== Goal of the exercise ==
Gather all lines in the data that hold the string "text".

== Input rows ==
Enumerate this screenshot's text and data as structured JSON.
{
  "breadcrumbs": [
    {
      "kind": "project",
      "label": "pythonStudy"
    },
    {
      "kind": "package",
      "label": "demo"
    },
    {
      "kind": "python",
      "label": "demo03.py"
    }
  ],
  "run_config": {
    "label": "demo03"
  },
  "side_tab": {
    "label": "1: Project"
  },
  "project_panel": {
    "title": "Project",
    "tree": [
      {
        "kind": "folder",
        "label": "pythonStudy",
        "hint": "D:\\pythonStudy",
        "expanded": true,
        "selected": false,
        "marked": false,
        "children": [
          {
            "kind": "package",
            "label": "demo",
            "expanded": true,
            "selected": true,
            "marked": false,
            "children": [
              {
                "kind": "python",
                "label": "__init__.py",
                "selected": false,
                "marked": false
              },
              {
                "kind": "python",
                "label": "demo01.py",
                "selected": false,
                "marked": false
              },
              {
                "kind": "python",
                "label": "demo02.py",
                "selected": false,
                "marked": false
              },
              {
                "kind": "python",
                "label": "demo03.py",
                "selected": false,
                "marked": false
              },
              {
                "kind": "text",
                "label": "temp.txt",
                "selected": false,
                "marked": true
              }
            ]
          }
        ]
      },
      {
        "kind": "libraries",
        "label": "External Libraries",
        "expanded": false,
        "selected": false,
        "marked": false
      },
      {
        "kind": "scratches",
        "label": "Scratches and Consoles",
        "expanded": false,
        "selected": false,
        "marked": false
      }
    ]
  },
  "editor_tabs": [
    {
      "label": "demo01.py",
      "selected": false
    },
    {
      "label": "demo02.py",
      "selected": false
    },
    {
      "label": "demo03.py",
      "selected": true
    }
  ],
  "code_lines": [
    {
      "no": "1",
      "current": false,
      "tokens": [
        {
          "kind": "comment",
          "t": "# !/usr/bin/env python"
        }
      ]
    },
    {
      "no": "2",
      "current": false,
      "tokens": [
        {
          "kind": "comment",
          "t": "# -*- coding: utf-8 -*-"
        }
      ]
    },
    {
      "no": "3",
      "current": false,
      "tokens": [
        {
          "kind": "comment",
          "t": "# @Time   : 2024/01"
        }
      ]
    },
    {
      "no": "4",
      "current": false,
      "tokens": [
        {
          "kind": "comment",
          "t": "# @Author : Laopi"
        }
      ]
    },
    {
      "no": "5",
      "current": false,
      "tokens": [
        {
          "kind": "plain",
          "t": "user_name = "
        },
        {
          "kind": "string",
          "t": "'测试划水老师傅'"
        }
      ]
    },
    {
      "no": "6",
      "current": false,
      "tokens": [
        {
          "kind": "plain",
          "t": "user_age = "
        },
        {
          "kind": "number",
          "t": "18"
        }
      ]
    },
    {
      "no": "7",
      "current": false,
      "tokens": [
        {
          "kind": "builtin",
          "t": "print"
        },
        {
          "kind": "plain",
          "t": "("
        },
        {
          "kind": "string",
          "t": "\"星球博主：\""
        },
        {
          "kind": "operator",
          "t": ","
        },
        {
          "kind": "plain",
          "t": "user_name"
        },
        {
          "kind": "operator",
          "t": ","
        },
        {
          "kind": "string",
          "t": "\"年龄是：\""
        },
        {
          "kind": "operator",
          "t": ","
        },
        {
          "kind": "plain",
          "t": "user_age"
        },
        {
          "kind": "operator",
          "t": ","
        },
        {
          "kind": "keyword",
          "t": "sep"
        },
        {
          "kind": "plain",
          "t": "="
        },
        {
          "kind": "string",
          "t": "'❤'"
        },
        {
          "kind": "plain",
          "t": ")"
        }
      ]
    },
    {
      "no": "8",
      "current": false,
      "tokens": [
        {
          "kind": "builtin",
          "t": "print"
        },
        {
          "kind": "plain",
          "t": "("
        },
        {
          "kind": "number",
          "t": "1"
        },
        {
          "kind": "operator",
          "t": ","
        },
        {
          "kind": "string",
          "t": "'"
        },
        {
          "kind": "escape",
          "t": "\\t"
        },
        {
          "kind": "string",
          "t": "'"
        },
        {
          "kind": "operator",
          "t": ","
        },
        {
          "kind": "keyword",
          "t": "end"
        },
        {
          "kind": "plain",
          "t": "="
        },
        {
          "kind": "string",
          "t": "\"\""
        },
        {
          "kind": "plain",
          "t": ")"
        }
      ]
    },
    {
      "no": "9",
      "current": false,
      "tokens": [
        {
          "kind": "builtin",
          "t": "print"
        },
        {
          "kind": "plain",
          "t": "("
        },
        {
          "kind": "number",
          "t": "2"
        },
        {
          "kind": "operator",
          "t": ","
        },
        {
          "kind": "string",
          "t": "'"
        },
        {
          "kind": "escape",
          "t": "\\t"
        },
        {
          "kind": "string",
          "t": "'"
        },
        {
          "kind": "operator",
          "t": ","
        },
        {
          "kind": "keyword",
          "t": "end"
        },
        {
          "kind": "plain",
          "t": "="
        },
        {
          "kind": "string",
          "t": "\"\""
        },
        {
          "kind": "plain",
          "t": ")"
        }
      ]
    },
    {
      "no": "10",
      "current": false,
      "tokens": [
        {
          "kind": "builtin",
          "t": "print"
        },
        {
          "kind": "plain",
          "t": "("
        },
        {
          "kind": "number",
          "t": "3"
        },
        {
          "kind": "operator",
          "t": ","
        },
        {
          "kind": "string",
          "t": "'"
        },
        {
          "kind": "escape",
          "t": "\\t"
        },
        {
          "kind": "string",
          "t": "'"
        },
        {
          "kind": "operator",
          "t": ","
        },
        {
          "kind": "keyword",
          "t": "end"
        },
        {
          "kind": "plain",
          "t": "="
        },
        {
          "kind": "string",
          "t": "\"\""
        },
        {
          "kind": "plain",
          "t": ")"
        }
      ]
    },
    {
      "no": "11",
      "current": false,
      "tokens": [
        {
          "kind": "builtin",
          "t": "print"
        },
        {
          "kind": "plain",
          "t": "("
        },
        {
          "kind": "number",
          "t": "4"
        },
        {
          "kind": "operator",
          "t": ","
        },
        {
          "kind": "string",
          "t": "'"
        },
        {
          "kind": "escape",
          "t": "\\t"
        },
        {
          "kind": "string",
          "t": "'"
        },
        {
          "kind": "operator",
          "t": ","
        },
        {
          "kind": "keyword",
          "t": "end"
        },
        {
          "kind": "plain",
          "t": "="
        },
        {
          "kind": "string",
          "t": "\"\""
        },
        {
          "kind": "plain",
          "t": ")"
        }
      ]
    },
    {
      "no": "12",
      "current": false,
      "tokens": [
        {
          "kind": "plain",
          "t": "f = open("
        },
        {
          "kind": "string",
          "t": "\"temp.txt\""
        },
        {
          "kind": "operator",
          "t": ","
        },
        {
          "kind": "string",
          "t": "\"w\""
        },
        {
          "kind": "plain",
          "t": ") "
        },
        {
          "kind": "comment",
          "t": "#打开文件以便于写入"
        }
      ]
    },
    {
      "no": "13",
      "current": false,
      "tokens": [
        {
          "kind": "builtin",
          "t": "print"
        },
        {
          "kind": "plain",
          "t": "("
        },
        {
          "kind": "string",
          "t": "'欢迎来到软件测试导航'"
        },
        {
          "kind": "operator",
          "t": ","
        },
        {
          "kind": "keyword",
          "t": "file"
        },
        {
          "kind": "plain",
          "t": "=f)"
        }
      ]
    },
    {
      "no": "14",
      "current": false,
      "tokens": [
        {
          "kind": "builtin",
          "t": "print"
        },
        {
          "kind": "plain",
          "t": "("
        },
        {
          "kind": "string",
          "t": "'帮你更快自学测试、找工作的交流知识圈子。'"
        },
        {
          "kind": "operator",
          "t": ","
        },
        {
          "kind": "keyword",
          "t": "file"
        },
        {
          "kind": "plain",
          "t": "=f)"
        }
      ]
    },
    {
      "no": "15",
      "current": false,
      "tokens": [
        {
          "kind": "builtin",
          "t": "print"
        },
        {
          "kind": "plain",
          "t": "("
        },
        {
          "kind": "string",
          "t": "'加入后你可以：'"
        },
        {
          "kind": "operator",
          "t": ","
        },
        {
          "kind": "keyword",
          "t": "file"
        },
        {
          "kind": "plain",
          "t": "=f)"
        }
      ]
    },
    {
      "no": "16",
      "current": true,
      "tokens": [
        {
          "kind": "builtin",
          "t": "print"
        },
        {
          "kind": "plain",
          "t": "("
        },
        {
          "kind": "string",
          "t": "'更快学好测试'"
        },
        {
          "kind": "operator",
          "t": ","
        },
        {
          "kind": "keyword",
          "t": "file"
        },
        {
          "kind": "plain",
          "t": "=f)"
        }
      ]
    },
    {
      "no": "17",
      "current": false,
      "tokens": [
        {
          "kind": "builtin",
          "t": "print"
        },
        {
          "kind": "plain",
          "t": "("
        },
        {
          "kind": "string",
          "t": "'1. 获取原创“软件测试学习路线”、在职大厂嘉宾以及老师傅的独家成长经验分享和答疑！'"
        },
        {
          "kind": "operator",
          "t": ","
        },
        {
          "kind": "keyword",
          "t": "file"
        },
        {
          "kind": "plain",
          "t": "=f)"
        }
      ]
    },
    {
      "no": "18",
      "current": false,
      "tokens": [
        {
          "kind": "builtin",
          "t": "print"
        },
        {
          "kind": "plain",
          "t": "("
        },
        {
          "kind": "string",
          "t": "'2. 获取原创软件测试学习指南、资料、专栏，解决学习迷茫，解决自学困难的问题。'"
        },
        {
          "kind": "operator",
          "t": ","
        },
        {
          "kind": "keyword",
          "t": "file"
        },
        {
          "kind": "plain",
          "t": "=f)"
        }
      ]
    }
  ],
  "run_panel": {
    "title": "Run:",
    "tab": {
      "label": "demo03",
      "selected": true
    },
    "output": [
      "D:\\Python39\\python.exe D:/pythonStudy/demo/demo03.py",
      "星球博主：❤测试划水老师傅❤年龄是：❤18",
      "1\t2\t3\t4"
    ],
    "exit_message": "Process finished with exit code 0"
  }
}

== The result ==
Enumerate this screenshot's text and data as structured JSON.
                "kind": "text",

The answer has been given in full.